* WHAT THE TASK REQUIRES: Locate "Give me the" in the listing. Transcribe the line that contains it and every line that follows, through the last, omitting all pictures.

════════════════════

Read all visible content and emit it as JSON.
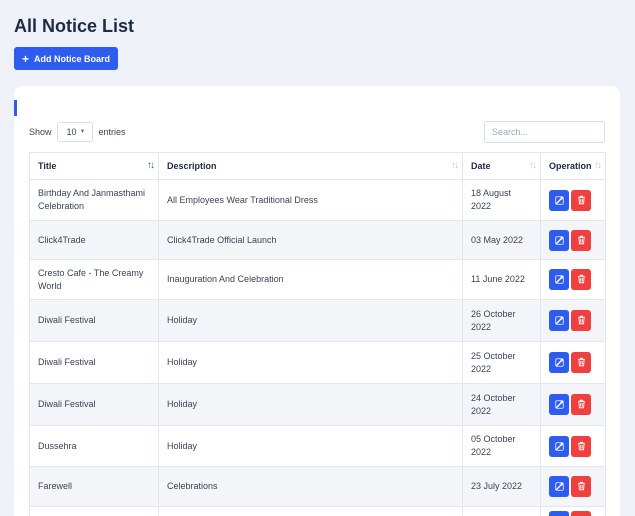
{
  "page": {
    "title": "All Notice List",
    "add_button": "Add Notice Board"
  },
  "controls": {
    "show_label": "Show",
    "entries_value": "10",
    "entries_label": "entries",
    "search_placeholder": "Search..."
  },
  "table": {
    "columns": [
      "Title",
      "Description",
      "Date",
      "Operation"
    ],
    "rows": [
      {
        "title": "Birthday And Janmasthami Celebration",
        "description": "All Employees Wear Traditional Dress",
        "date": "18 August 2022"
      },
      {
        "title": "Click4Trade",
        "description": "Click4Trade Official Launch",
        "date": "03 May 2022"
      },
      {
        "title": "Cresto Cafe - The Creamy World",
        "description": "Inauguration And Celebration",
        "date": "11 June 2022"
      },
      {
        "title": "Diwali Festival",
        "description": "Holiday",
        "date": "26 October 2022"
      },
      {
        "title": "Diwali Festival",
        "description": "Holiday",
        "date": "25 October 2022"
      },
      {
        "title": "Diwali Festival",
        "description": "Holiday",
        "date": "24 October 2022"
      },
      {
        "title": "Dussehra",
        "description": "Holiday",
        "date": "05 October 2022"
      },
      {
        "title": "Farewell",
        "description": "Celebrations",
        "date": "23 July 2022"
      },
      {
        "title": "",
        "description": "",
        "date": ""
      }
    ]
  },
  "colors": {
    "accent": "#2f5cf0",
    "danger": "#ef3f3f",
    "background": "#eef1f8"
  },
  "icons": {
    "add": "plus-icon",
    "edit": "edit-icon",
    "delete": "trash-icon",
    "sort": "sort-icon",
    "dropdown": "caret-down-icon"
  }
}
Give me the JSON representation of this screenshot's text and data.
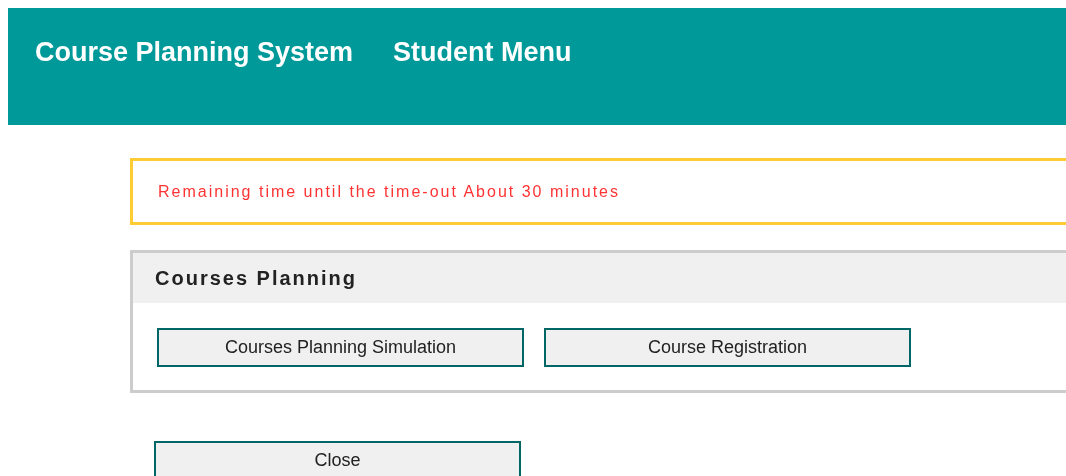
{
  "header": {
    "title": "Course Planning System",
    "subtitle": "Student Menu"
  },
  "notice": "Remaining time until the time-out About 30 minutes",
  "panel": {
    "title": "Courses Planning",
    "buttons": [
      "Courses Planning Simulation",
      "Course Registration"
    ]
  },
  "close_button": "Close"
}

════════════════════

* TASK SOLUTION:
Give me the JSON representation of this screenshot's text and data.
{
  "header": {
    "title": "Course Planning System",
    "subtitle": "Student Menu"
  },
  "notice": "Remaining time until the time-out About 30 minutes",
  "panel": {
    "title": "Courses Planning",
    "buttons": [
      "Courses Planning Simulation",
      "Course Registration"
    ]
  },
  "close_button": "Close"
}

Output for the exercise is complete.